GOAL OF THE EXERCISE >> Go through the data below. Pull out every line that has the word "name".

<<<<

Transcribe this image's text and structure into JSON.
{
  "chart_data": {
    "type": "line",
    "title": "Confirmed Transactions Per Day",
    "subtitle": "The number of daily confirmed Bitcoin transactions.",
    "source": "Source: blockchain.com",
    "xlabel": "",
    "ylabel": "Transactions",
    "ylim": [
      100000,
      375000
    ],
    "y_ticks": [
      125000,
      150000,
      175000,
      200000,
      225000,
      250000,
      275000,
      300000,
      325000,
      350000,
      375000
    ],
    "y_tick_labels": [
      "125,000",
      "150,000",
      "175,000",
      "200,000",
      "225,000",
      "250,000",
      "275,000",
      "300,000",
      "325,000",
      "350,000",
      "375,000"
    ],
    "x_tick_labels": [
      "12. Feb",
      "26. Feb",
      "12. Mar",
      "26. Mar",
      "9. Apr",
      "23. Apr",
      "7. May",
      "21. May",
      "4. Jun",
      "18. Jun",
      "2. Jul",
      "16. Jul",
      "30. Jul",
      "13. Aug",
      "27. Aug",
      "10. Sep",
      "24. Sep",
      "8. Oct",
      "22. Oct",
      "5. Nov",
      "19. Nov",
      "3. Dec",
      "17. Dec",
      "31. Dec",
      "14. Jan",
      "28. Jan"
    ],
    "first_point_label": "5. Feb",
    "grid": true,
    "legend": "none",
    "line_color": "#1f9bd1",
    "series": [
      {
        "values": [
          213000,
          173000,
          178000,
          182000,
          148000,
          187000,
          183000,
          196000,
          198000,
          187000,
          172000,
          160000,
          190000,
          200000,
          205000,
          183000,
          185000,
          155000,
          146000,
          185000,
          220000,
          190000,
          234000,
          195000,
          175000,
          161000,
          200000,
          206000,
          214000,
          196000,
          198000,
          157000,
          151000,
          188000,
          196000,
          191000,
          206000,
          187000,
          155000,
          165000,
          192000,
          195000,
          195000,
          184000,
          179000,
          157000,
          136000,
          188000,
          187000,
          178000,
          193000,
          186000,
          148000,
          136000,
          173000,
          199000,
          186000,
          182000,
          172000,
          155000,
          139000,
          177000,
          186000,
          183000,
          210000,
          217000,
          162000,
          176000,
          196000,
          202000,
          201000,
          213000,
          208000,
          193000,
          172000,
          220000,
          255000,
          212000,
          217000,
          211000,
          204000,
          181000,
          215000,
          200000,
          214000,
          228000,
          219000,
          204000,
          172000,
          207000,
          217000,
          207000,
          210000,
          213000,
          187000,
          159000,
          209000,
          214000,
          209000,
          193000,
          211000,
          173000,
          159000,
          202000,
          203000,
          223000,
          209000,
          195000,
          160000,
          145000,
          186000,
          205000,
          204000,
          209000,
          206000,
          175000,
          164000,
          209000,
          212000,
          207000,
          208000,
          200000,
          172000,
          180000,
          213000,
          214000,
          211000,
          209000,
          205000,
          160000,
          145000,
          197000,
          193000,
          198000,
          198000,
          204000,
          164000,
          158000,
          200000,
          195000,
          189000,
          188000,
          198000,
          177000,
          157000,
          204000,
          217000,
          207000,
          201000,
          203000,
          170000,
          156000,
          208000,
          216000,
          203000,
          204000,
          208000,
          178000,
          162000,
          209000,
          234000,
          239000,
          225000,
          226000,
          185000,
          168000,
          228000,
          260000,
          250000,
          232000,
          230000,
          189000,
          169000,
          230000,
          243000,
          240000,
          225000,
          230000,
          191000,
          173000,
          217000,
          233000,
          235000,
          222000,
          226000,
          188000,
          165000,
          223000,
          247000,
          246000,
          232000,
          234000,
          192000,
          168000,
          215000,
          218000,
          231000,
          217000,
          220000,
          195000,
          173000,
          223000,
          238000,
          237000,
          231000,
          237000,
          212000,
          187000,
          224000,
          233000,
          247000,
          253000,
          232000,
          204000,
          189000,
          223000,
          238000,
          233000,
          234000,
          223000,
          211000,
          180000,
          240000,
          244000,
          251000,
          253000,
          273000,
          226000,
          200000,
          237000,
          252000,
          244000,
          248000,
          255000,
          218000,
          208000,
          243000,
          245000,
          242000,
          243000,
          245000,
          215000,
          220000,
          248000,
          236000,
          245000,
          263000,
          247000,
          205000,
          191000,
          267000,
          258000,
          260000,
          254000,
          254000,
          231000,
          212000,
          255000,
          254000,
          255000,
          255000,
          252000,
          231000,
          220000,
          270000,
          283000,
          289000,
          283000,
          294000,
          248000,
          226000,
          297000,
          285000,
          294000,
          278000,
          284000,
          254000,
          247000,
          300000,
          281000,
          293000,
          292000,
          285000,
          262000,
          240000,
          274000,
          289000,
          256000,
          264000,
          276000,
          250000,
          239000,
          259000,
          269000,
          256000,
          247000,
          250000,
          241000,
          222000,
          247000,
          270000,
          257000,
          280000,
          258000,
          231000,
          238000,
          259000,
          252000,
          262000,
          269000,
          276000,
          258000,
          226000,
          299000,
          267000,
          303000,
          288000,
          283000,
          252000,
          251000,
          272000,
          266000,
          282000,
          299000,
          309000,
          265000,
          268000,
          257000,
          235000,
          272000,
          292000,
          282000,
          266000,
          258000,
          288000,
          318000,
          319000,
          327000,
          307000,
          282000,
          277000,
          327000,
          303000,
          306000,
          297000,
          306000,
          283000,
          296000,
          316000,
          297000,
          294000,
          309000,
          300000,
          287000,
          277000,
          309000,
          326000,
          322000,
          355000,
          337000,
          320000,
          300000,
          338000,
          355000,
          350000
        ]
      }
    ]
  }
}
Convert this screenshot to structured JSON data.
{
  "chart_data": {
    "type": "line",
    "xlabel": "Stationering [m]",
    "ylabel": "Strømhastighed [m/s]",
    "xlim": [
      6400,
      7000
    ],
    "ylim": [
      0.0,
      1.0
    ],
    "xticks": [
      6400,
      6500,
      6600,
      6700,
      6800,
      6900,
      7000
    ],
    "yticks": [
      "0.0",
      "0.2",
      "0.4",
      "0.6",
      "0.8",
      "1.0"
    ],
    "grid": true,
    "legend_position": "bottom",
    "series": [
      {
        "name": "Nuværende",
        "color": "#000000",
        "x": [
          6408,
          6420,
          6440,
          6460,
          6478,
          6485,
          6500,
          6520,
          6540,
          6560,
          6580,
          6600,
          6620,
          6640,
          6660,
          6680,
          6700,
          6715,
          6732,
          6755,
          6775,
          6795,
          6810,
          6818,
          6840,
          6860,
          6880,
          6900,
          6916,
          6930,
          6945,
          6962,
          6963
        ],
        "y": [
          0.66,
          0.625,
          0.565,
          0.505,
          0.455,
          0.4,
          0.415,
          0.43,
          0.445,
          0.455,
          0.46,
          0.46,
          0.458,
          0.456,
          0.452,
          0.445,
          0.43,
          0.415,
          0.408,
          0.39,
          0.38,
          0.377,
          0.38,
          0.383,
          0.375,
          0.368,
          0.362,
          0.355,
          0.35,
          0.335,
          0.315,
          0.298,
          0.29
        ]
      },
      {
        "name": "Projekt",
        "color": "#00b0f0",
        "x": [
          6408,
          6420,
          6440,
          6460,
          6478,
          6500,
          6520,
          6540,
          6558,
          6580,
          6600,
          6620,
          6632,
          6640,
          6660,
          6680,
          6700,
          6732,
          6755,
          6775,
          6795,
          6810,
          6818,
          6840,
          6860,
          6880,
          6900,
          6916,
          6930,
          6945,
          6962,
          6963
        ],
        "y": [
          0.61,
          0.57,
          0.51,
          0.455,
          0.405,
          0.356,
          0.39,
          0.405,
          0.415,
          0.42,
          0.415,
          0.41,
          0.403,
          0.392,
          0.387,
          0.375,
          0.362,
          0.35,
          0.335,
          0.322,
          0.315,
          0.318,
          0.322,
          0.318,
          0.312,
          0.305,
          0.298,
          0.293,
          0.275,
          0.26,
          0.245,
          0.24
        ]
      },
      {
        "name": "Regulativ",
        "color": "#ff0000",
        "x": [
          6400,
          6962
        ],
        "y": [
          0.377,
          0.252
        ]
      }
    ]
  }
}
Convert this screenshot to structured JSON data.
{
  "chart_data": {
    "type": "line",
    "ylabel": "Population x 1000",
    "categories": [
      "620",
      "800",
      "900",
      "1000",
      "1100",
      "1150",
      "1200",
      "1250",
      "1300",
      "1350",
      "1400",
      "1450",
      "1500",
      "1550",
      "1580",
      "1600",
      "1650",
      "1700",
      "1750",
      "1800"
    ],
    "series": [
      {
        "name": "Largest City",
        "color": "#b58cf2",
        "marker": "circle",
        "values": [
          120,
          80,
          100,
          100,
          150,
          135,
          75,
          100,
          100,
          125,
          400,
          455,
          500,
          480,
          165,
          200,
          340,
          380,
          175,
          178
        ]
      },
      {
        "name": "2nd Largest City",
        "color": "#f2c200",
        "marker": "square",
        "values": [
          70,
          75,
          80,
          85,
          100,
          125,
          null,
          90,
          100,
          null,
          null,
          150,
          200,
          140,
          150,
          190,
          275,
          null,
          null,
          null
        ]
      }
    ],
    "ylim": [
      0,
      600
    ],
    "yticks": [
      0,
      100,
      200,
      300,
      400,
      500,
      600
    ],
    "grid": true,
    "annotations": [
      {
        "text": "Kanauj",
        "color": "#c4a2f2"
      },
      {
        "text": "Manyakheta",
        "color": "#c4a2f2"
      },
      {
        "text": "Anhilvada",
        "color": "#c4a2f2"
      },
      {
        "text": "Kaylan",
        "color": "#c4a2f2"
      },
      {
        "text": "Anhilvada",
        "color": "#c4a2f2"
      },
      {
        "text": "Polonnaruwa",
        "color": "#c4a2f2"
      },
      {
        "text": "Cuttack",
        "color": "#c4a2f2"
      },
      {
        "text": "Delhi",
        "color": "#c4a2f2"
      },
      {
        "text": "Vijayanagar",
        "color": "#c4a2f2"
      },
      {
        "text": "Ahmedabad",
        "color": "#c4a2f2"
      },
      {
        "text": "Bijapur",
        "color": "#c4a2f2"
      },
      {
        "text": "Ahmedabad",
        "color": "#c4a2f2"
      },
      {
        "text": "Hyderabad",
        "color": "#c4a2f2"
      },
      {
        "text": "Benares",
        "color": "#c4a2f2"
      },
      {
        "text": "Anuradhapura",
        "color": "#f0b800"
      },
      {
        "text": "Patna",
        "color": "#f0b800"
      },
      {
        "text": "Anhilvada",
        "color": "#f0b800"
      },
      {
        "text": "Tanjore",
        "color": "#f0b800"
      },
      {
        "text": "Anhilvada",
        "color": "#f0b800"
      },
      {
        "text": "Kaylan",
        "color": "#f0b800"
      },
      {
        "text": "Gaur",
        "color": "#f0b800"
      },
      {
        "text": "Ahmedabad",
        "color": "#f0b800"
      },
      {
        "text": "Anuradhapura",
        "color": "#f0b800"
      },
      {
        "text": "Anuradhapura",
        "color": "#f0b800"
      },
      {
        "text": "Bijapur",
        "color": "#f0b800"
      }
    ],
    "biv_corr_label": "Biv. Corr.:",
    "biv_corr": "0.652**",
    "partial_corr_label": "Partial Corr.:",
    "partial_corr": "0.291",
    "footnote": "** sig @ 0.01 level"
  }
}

>>>>

ANSWER TO THIS TASK >>
        "name": "Nuværende",
        "name": "Projekt",
        "name": "Regulativ",
        "name": "Largest City",
        "name": "2nd Largest City",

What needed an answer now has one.